= EXERCISE =
Pull each line containing "Oils" out of the data and copy it.

※ ※ ※

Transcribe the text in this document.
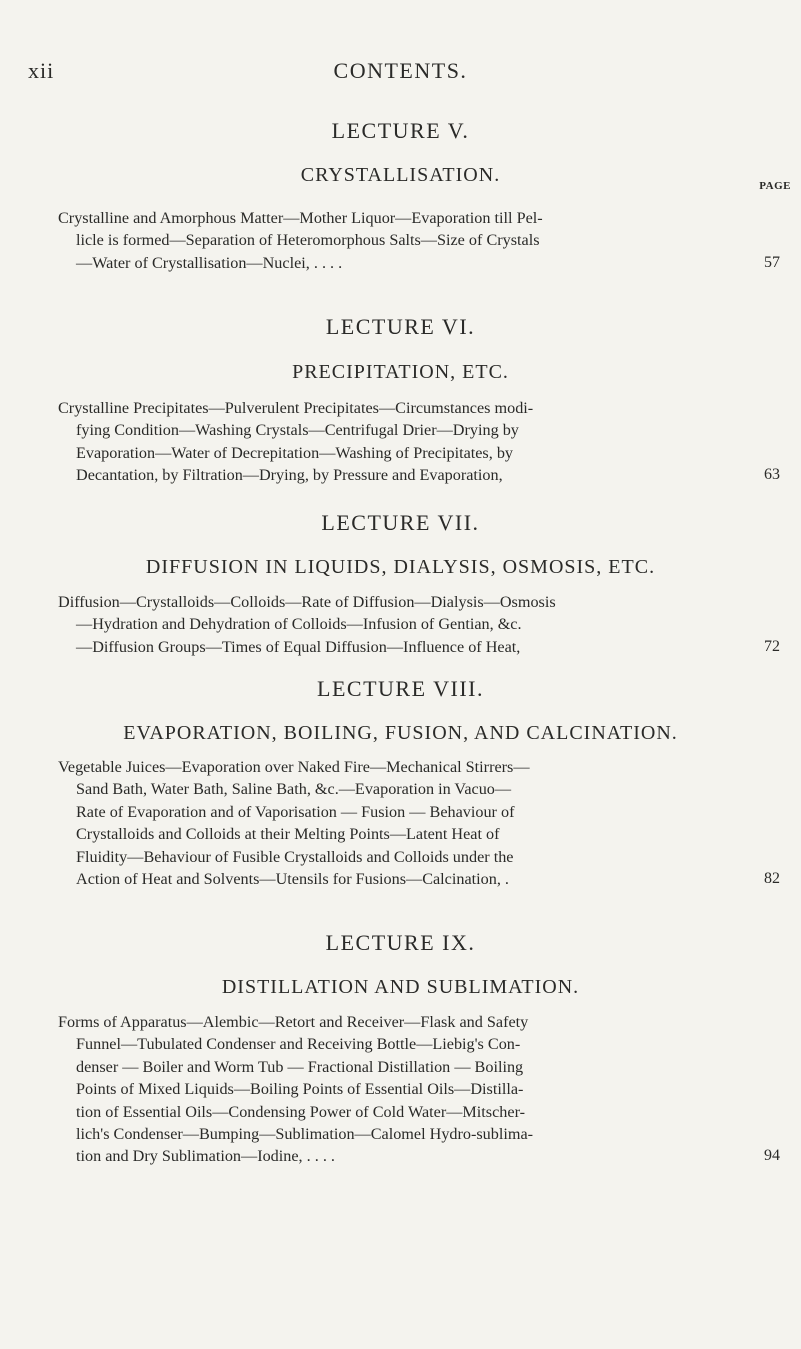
xii	CONTENTS.
LECTURE V.
CRYSTALLISATION.	PAGE
Crystalline and Amorphous Matter—Mother Liquor—Evaporation till Pel-
licle is formed—Separation of Heteromorphous Salts—Size of Crystals
—Water of Crystallisation—Nuclei, . . . .	57
LECTURE VI.
PRECIPITATION, ETC.
Crystalline Precipitates—Pulverulent Precipitates—Circumstances modi-
fying Condition—Washing Crystals—Centrifugal Drier—Drying by
Evaporation—Water of Decrepitation—Washing of Precipitates, by
Decantation, by Filtration—Drying, by Pressure and Evaporation,	63
LECTURE VII.
DIFFUSION IN LIQUIDS, DIALYSIS, OSMOSIS, ETC.
Diffusion—Crystalloids—Colloids—Rate of Diffusion—Dialysis—Osmosis
—Hydration and Dehydration of Colloids—Infusion of Gentian, &c.
—Diffusion Groups—Times of Equal Diffusion—Influence of Heat,	72
LECTURE VIII.
EVAPORATION, BOILING, FUSION, AND CALCINATION.
Vegetable Juices—Evaporation over Naked Fire—Mechanical Stirrers—
Sand Bath, Water Bath, Saline Bath, &c.—Evaporation in Vacuo—
Rate of Evaporation and of Vaporisation — Fusion — Behaviour of
Crystalloids and Colloids at their Melting Points—Latent Heat of
Fluidity—Behaviour of Fusible Crystalloids and Colloids under the
Action of Heat and Solvents—Utensils for Fusions—Calcination, .	82
LECTURE IX.
DISTILLATION AND SUBLIMATION.
Forms of Apparatus—Alembic—Retort and Receiver—Flask and Safety
Funnel—Tubulated Condenser and Receiving Bottle—Liebig's Con-
denser — Boiler and Worm Tub — Fractional Distillation — Boiling
Points of Mixed Liquids—Boiling Points of Essential Oils—Distilla-
tion of Essential Oils—Condensing Power of Cold Water—Mitscher-
lich's Condenser—Bumping—Sublimation—Calomel Hydro-sublima-
tion and Dry Sublimation—Iodine, . . . .	94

※ ※ ※

= THE COMPLETED TASK =
Points of Mixed Liquids—Boiling Points of Essential Oils—Distilla-
tion of Essential Oils—Condensing Power of Cold Water—Mitscher-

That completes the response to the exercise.